## TASK PROMPT
Scan the data for "including" and copy the lines it appears in.

## MATERIAL PROVIDED
__________________________________________________
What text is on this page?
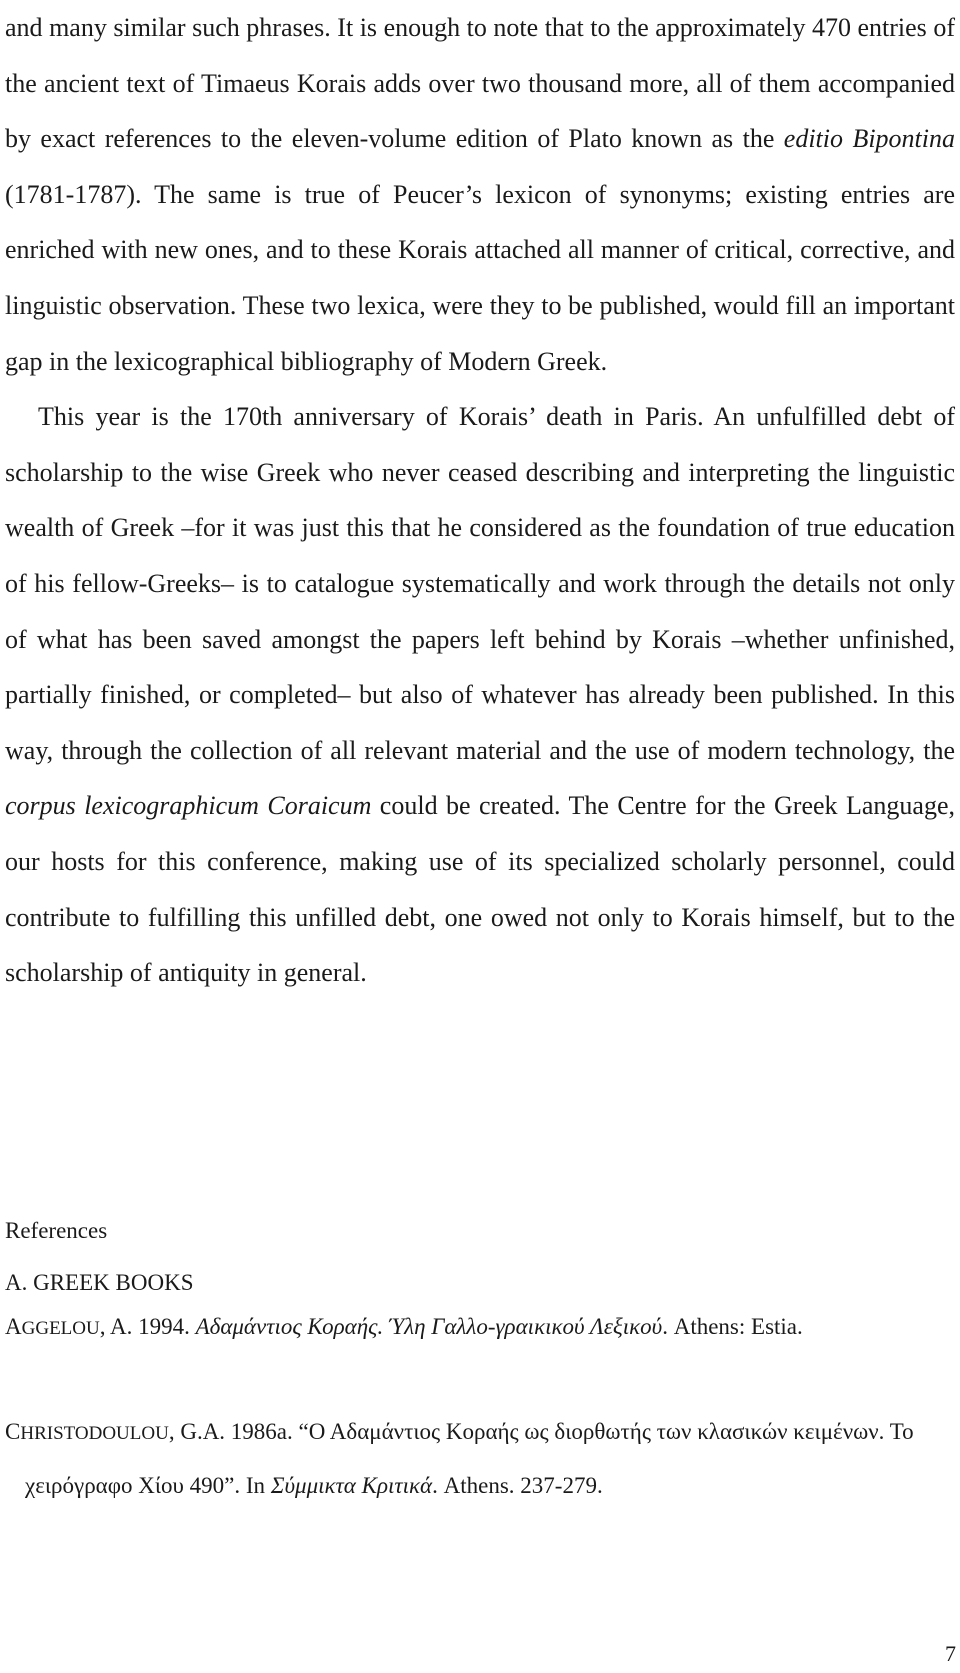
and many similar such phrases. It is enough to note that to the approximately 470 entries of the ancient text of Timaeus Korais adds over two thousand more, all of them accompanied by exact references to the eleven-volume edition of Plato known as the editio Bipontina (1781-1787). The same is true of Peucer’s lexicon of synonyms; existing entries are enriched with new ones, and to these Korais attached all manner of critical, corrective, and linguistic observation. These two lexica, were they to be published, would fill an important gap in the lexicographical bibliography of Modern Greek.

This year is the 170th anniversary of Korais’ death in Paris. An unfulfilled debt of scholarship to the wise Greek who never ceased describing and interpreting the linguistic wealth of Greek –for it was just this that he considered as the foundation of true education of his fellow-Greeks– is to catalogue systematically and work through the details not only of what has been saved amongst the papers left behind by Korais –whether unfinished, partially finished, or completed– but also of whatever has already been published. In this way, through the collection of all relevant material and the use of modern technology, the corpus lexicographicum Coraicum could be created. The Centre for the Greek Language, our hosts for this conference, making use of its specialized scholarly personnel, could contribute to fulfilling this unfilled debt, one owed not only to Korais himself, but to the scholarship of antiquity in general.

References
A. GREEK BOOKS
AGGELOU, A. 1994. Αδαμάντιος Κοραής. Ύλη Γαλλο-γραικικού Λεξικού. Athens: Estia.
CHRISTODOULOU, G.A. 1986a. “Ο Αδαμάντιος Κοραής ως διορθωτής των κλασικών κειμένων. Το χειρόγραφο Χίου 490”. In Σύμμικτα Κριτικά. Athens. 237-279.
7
__________________________________________________
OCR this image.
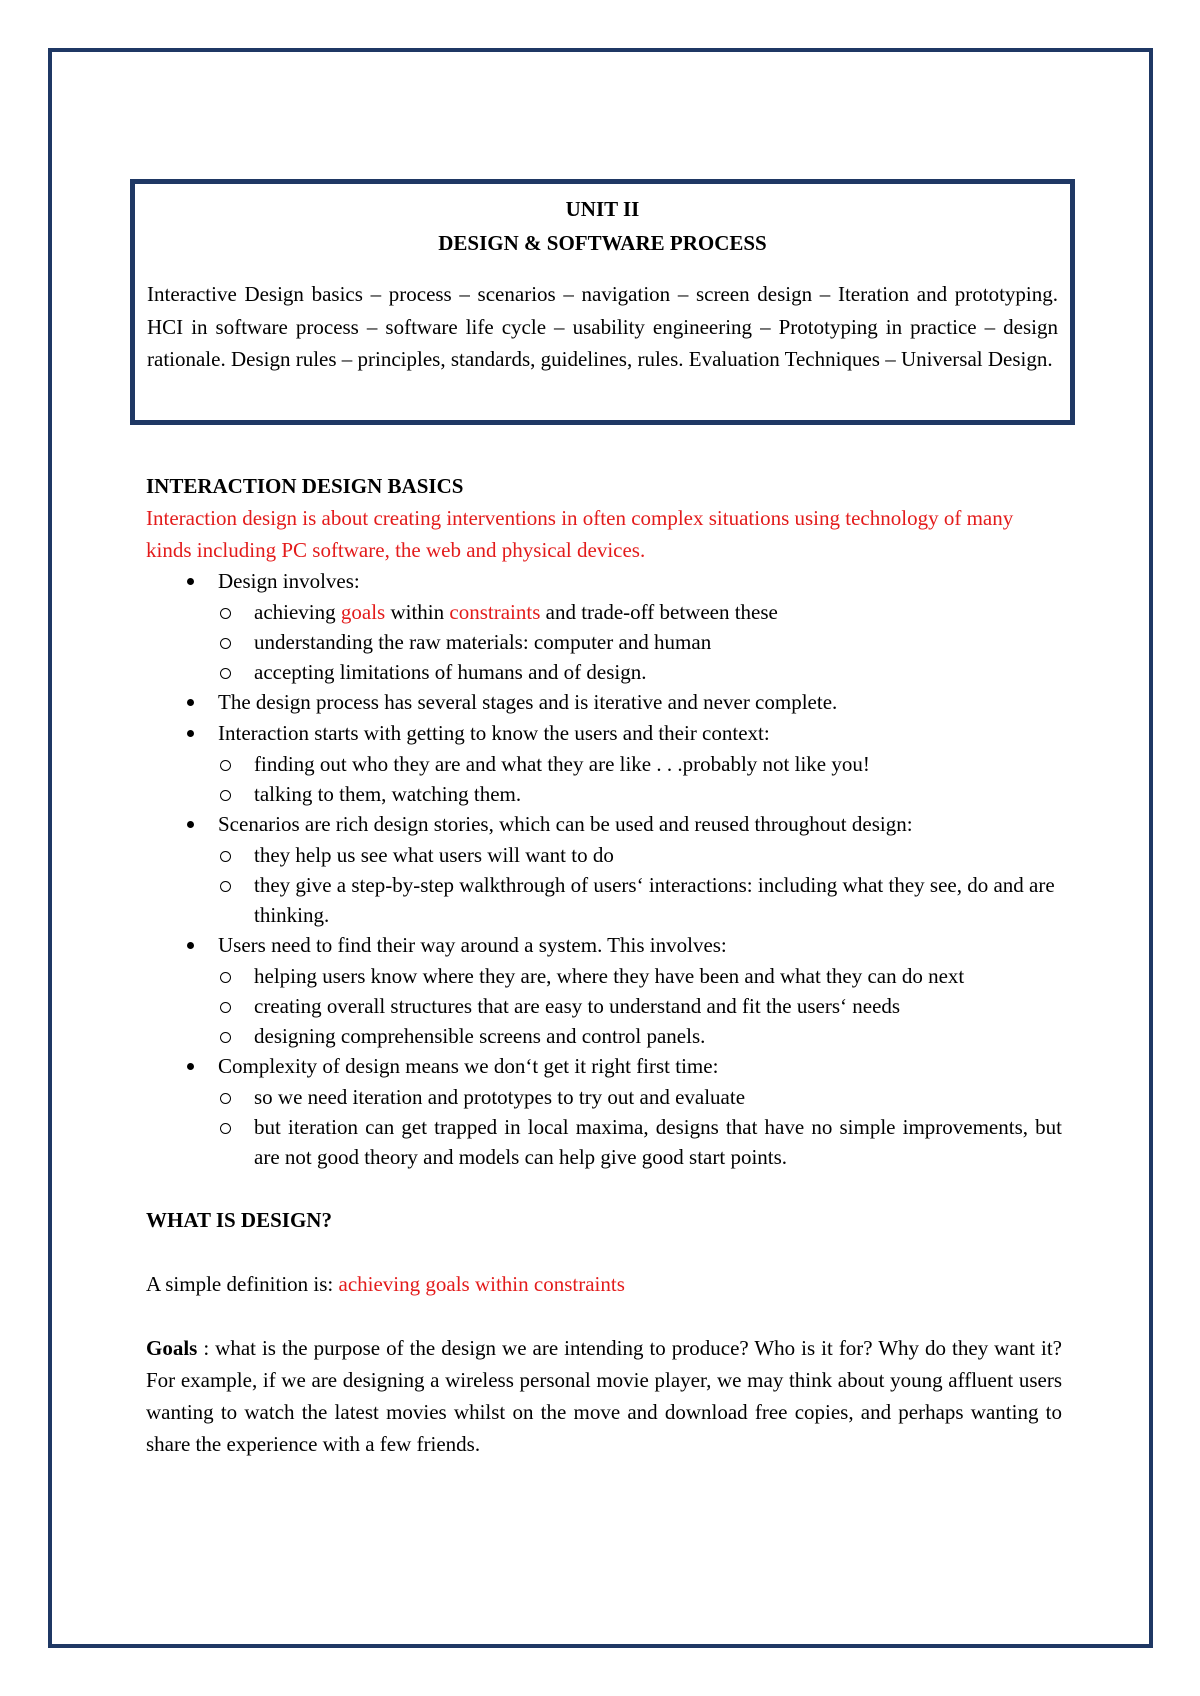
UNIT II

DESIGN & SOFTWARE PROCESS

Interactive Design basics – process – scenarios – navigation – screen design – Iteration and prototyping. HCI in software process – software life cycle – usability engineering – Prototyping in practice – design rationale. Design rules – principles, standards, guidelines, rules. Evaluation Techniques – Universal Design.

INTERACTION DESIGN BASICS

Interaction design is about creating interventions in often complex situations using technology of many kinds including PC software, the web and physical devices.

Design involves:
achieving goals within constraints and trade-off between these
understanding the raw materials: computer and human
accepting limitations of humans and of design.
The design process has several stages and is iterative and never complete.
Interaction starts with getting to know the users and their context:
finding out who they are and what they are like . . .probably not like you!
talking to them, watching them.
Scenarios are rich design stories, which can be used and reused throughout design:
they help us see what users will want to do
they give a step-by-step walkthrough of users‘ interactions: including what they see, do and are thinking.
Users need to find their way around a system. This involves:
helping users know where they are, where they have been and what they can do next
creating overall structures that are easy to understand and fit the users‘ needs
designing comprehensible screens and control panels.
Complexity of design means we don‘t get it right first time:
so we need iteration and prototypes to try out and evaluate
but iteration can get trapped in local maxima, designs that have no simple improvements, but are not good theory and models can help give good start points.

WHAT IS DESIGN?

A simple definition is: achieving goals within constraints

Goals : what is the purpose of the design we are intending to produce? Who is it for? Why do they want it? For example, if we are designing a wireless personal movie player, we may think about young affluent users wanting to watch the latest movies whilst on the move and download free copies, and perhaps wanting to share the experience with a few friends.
__________________________________________________
## ANSWER
Interaction design is about creating interventions in often complex situations using technology of many kinds including PC software, the web and physical devices.
they give a step-by-step walkthrough of users‘ interactions: including what they see, do and are thinking.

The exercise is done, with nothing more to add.